> TASK:
Extract the full listing below without altering a single character.

▼

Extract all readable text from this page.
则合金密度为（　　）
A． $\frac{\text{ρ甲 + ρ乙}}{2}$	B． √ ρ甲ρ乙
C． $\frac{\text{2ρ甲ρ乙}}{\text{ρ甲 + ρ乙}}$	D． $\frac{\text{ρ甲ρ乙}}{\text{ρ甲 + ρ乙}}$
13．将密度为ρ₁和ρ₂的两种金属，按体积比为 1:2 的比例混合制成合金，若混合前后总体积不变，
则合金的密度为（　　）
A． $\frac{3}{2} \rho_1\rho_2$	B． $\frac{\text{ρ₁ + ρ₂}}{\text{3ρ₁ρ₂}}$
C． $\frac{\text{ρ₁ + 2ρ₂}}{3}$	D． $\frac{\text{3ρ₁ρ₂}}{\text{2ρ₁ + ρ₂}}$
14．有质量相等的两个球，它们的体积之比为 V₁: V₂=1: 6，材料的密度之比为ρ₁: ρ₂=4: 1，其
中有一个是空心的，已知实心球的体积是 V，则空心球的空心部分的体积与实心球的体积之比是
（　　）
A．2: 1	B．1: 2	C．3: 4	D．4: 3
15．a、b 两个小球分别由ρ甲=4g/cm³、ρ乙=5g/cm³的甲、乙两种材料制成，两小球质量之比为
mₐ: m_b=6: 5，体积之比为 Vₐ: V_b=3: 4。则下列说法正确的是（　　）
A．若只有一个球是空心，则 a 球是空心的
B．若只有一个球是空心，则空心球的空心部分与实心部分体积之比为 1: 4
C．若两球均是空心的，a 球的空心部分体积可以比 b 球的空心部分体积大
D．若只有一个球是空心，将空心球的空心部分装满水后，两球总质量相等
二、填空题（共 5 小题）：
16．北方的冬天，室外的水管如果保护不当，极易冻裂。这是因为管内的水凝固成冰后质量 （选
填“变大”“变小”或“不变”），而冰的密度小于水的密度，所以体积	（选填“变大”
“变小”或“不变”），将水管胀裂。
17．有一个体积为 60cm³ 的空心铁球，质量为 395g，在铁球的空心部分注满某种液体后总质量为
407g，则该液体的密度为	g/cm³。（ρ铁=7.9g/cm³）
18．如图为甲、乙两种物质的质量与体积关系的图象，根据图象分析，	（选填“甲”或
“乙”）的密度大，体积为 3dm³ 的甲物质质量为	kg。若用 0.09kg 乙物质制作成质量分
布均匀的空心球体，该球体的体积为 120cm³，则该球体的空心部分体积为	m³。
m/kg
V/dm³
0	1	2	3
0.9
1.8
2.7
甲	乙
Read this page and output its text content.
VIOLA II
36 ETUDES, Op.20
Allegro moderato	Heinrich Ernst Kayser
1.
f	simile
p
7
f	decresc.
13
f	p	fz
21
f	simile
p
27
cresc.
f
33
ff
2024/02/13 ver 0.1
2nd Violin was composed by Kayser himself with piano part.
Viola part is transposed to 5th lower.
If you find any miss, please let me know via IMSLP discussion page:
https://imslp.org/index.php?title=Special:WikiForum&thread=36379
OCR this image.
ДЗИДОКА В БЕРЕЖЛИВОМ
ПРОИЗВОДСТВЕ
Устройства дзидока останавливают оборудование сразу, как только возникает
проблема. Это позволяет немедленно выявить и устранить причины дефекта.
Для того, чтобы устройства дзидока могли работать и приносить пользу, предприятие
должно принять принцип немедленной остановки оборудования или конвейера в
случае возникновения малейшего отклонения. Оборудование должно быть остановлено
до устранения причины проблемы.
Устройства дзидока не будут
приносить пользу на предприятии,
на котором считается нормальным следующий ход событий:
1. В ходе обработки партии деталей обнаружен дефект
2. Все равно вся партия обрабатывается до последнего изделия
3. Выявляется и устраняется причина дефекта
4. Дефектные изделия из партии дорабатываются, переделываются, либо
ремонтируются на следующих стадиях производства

▲

> SOLUTION TO THE EXERCISE:
Extract all readable text from this page.
则合金密度为（　　）
A． $\frac{\text{ρ甲 + ρ乙}}{2}$	B． √ ρ甲ρ乙
C． $\frac{\text{2ρ甲ρ乙}}{\text{ρ甲 + ρ乙}}$	D． $\frac{\text{ρ甲ρ乙}}{\text{ρ甲 + ρ乙}}$
13．将密度为ρ₁和ρ₂的两种金属，按体积比为 1:2 的比例混合制成合金，若混合前后总体积不变，
则合金的密度为（　　）
A． $\frac{3}{2} \rho_1\rho_2$	B． $\frac{\text{ρ₁ + ρ₂}}{\text{3ρ₁ρ₂}}$
C． $\frac{\text{ρ₁ + 2ρ₂}}{3}$	D． $\frac{\text{3ρ₁ρ₂}}{\text{2ρ₁ + ρ₂}}$
14．有质量相等的两个球，它们的体积之比为 V₁: V₂=1: 6，材料的密度之比为ρ₁: ρ₂=4: 1，其
中有一个是空心的，已知实心球的体积是 V，则空心球的空心部分的体积与实心球的体积之比是
（　　）
A．2: 1	B．1: 2	C．3: 4	D．4: 3
15．a、b 两个小球分别由ρ甲=4g/cm³、ρ乙=5g/cm³的甲、乙两种材料制成，两小球质量之比为
mₐ: m_b=6: 5，体积之比为 Vₐ: V_b=3: 4。则下列说法正确的是（　　）
A．若只有一个球是空心，则 a 球是空心的
B．若只有一个球是空心，则空心球的空心部分与实心部分体积之比为 1: 4
C．若两球均是空心的，a 球的空心部分体积可以比 b 球的空心部分体积大
D．若只有一个球是空心，将空心球的空心部分装满水后，两球总质量相等
二、填空题（共 5 小题）：
16．北方的冬天，室外的水管如果保护不当，极易冻裂。这是因为管内的水凝固成冰后质量 （选
填“变大”“变小”或“不变”），而冰的密度小于水的密度，所以体积	（选填“变大”
“变小”或“不变”），将水管胀裂。
17．有一个体积为 60cm³ 的空心铁球，质量为 395g，在铁球的空心部分注满某种液体后总质量为
407g，则该液体的密度为	g/cm³。（ρ铁=7.9g/cm³）
18．如图为甲、乙两种物质的质量与体积关系的图象，根据图象分析，	（选填“甲”或
“乙”）的密度大，体积为 3dm³ 的甲物质质量为	kg。若用 0.09kg 乙物质制作成质量分
布均匀的空心球体，该球体的体积为 120cm³，则该球体的空心部分体积为	m³。
m/kg
V/dm³
0	1	2	3
0.9
1.8
2.7
甲	乙
Read this page and output its text content.
VIOLA II
36 ETUDES, Op.20
Allegro moderato	Heinrich Ernst Kayser
1.
f	simile
p
7
f	decresc.
13
f	p	fz
21
f	simile
p
27
cresc.
f
33
ff
2024/02/13 ver 0.1
2nd Violin was composed by Kayser himself with piano part.
Viola part is transposed to 5th lower.
If you find any miss, please let me know via IMSLP discussion page:
https://imslp.org/index.php?title=Special:WikiForum&thread=36379
OCR this image.
ДЗИДОКА В БЕРЕЖЛИВОМ
ПРОИЗВОДСТВЕ
Устройства дзидока останавливают оборудование сразу, как только возникает
проблема. Это позволяет немедленно выявить и устранить причины дефекта.
Для того, чтобы устройства дзидока могли работать и приносить пользу, предприятие
должно принять принцип немедленной остановки оборудования или конвейера в
случае возникновения малейшего отклонения. Оборудование должно быть остановлено
до устранения причины проблемы.
Устройства дзидока не будут
приносить пользу на предприятии,
на котором считается нормальным следующий ход событий:
1. В ходе обработки партии деталей обнаружен дефект
2. Все равно вся партия обрабатывается до последнего изделия
3. Выявляется и устраняется причина дефекта
4. Дефектные изделия из партии дорабатываются, переделываются, либо
ремонтируются на следующих стадиях производства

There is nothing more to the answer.